----- Information shown -----

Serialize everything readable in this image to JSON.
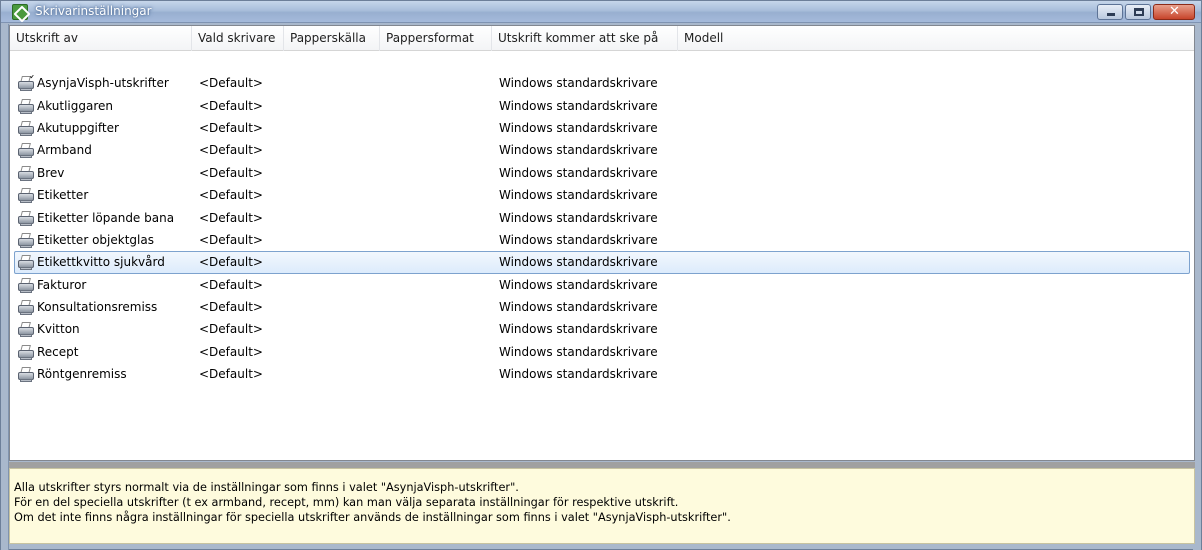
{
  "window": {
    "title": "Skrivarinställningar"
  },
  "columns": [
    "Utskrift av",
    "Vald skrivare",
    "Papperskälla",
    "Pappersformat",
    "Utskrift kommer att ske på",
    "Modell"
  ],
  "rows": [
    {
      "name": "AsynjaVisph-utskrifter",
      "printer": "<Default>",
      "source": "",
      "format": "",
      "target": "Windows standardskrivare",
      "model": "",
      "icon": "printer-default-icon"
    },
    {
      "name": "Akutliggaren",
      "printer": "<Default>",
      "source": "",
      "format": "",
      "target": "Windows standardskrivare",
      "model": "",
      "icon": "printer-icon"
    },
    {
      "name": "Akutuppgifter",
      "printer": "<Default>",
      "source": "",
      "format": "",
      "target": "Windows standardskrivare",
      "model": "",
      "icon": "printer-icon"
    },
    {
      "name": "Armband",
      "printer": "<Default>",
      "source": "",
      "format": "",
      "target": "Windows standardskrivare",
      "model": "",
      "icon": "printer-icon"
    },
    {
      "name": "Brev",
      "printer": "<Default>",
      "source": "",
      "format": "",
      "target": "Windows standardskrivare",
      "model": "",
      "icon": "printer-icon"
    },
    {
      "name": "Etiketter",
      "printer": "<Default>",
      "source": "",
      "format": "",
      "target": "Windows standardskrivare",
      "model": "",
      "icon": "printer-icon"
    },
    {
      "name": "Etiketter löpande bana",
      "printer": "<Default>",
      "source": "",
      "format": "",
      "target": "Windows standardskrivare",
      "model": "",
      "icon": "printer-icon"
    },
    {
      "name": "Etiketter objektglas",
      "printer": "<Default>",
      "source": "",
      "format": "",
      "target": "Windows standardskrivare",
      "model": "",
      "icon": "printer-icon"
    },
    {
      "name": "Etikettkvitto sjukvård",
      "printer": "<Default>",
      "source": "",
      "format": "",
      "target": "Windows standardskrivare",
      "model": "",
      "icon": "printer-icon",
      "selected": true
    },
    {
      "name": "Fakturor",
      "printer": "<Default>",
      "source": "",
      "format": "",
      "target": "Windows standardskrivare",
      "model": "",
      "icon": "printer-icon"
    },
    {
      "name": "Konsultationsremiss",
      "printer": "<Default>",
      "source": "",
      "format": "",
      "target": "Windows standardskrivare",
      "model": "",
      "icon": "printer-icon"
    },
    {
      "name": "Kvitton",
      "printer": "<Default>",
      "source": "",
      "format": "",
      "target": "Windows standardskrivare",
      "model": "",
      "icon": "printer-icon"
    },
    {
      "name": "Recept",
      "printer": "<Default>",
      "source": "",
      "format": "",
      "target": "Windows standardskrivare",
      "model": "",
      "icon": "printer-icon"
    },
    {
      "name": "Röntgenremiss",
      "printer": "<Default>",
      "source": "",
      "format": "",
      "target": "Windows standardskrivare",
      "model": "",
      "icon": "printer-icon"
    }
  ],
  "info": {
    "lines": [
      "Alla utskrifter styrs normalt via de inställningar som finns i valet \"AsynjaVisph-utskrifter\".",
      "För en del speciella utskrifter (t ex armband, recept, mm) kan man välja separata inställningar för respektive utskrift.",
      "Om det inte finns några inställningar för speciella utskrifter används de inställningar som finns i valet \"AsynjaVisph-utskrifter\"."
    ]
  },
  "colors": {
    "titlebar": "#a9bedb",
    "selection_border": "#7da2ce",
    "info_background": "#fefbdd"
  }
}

-----
----- Information shown -----

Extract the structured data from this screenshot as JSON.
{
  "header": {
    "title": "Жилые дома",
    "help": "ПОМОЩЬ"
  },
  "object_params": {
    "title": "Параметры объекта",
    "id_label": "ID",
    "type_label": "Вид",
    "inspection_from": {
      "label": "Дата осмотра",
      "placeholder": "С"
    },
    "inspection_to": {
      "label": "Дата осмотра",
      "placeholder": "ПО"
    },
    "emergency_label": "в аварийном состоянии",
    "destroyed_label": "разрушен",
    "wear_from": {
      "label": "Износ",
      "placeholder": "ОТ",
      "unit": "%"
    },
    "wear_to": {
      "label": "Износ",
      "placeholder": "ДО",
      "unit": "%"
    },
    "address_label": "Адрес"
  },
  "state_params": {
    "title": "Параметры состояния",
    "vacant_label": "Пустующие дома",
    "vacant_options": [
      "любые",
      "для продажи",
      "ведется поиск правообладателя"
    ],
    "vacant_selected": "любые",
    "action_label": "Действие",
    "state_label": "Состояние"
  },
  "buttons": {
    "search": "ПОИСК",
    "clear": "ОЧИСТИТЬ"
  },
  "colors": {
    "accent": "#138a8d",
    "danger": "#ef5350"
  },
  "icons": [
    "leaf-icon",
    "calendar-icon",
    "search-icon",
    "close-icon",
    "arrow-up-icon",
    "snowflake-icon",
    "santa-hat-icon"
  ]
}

-----
----- Information shown -----

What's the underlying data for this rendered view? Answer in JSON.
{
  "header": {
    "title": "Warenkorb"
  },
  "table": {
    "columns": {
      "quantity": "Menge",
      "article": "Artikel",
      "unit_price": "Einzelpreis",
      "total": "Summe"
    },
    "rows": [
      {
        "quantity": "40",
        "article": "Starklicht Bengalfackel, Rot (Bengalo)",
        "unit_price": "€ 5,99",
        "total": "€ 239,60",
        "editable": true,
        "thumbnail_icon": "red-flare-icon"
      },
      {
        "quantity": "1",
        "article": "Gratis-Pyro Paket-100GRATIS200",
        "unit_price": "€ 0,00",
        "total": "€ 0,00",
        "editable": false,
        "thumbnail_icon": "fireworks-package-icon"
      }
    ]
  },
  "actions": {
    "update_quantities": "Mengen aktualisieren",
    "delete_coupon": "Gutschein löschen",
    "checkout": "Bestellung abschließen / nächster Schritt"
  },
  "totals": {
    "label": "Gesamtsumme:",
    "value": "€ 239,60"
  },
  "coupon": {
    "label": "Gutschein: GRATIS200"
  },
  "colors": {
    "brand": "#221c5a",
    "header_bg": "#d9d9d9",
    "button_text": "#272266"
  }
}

-----

● **Description of the task**
Copy out every line that includes the word "data".

● **Result of this task**
Extract the structured data from this screenshot as JSON.
What's the underlying data for this rendered view? Answer in JSON.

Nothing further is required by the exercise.